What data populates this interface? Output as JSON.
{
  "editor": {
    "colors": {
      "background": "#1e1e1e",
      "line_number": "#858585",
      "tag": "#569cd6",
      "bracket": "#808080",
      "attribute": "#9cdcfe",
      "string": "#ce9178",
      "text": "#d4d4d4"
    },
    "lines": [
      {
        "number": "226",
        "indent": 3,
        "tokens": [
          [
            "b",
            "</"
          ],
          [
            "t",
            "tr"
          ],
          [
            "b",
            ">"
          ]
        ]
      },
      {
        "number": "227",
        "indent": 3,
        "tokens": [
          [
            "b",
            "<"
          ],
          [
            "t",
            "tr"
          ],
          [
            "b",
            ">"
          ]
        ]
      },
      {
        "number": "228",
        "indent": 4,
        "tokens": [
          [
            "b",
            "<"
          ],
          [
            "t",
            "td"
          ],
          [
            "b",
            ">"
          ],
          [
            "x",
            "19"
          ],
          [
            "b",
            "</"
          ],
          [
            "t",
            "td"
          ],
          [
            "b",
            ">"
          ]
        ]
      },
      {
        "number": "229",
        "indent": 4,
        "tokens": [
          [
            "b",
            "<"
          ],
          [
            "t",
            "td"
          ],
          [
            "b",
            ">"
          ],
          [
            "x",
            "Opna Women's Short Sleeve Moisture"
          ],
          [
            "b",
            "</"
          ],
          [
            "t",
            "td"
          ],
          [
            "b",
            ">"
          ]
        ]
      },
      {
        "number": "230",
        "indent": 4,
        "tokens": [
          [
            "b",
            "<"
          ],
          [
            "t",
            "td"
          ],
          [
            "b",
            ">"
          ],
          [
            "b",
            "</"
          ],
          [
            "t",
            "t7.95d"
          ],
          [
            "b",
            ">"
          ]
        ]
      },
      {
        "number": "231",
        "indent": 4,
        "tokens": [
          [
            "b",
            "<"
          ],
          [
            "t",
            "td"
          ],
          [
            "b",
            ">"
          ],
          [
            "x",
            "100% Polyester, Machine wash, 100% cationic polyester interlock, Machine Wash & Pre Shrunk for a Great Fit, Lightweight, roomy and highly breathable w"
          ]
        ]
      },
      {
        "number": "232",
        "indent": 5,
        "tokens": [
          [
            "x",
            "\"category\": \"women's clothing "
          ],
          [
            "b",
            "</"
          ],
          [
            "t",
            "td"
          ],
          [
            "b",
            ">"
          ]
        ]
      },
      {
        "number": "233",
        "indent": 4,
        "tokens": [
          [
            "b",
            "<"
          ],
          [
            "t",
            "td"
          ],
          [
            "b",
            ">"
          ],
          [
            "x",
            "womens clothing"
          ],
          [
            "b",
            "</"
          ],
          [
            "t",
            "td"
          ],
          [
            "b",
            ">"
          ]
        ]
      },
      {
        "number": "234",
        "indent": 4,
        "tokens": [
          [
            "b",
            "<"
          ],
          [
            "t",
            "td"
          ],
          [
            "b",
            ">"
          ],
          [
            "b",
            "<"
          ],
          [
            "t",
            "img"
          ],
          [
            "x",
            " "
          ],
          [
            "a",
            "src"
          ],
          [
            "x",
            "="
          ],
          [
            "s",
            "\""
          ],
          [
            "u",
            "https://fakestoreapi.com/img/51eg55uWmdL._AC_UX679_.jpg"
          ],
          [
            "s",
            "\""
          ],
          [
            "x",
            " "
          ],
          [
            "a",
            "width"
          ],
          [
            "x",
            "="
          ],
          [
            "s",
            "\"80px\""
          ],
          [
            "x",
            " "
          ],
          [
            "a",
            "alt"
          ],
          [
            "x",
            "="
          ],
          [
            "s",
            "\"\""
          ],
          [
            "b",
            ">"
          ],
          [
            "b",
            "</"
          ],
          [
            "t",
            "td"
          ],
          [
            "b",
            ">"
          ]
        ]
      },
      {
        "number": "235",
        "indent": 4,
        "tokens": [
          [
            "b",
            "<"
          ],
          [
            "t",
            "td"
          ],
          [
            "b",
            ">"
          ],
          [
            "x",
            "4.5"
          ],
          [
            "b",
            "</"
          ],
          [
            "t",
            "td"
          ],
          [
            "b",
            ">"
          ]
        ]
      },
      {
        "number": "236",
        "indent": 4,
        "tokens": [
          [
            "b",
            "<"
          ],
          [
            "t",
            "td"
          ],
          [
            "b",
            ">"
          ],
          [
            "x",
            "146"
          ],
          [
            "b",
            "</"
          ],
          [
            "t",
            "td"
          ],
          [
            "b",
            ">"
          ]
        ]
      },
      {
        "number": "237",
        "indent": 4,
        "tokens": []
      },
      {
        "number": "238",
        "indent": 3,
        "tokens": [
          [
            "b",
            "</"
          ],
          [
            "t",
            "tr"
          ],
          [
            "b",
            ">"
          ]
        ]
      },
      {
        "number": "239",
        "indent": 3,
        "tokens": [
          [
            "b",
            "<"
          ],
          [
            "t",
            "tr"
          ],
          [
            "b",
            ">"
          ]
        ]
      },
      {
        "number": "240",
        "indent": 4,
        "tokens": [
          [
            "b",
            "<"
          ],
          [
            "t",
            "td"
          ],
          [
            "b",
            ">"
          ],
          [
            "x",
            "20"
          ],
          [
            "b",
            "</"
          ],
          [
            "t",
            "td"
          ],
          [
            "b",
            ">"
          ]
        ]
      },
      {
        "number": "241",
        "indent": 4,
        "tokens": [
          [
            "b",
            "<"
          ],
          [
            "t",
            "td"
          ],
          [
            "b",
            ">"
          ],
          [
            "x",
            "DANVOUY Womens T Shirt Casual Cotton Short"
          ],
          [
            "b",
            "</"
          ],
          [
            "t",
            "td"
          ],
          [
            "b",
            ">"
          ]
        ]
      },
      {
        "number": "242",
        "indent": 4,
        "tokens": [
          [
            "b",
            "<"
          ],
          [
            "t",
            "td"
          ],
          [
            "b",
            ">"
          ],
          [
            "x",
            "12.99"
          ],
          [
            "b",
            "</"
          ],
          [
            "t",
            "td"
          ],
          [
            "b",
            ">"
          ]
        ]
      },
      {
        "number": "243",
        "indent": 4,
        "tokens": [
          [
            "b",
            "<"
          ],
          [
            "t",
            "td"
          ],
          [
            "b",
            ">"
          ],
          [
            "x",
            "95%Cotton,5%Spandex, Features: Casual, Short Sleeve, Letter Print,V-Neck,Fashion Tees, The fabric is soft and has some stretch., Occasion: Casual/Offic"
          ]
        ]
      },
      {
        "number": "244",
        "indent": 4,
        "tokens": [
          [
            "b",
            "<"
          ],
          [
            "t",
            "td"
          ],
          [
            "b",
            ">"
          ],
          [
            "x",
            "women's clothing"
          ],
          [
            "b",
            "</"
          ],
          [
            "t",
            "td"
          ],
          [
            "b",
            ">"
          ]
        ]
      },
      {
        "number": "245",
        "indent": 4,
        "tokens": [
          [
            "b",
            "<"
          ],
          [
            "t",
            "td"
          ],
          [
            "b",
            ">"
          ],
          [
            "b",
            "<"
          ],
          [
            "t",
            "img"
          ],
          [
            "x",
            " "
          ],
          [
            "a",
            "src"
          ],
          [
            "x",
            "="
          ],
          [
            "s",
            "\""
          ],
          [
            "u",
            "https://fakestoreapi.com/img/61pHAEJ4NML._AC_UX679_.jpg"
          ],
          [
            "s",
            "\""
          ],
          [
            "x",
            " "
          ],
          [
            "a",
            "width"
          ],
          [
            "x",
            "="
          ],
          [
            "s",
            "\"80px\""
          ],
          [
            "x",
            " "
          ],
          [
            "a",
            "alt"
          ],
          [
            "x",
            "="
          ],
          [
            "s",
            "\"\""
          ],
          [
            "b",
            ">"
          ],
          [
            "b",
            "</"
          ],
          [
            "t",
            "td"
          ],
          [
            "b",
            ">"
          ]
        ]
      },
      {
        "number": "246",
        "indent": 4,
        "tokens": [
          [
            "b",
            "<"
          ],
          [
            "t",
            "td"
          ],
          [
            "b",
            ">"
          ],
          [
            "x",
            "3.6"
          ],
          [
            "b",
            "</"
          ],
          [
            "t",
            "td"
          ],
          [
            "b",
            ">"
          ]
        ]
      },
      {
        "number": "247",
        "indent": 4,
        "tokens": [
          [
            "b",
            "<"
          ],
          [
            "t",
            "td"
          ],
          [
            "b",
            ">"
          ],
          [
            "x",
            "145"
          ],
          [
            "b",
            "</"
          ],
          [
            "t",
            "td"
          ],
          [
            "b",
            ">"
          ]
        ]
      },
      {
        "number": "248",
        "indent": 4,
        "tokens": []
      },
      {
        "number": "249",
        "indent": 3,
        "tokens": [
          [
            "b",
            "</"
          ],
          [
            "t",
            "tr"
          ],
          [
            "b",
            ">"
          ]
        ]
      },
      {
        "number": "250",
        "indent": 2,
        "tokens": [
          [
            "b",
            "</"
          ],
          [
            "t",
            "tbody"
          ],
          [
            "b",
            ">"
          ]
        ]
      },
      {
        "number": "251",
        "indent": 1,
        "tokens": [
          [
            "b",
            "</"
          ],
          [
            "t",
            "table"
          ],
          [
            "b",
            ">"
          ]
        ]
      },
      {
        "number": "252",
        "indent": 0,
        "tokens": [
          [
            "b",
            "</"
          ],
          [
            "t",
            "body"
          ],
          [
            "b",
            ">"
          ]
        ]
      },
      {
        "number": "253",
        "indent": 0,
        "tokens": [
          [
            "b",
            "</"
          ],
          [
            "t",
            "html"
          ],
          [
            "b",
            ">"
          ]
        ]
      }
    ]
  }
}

> What is asked
Using the records above, find and show each line with the string "Cotton".

> Complete output
            "DANVOUY Womens T Shirt Casual Cotton Short"
            "95%Cotton,5%Spandex, Features: Casual, Short Sleeve, Letter Print,V-Neck,Fashion Tees, The fabric is soft and has some stretch., Occasion: Casual/Offic"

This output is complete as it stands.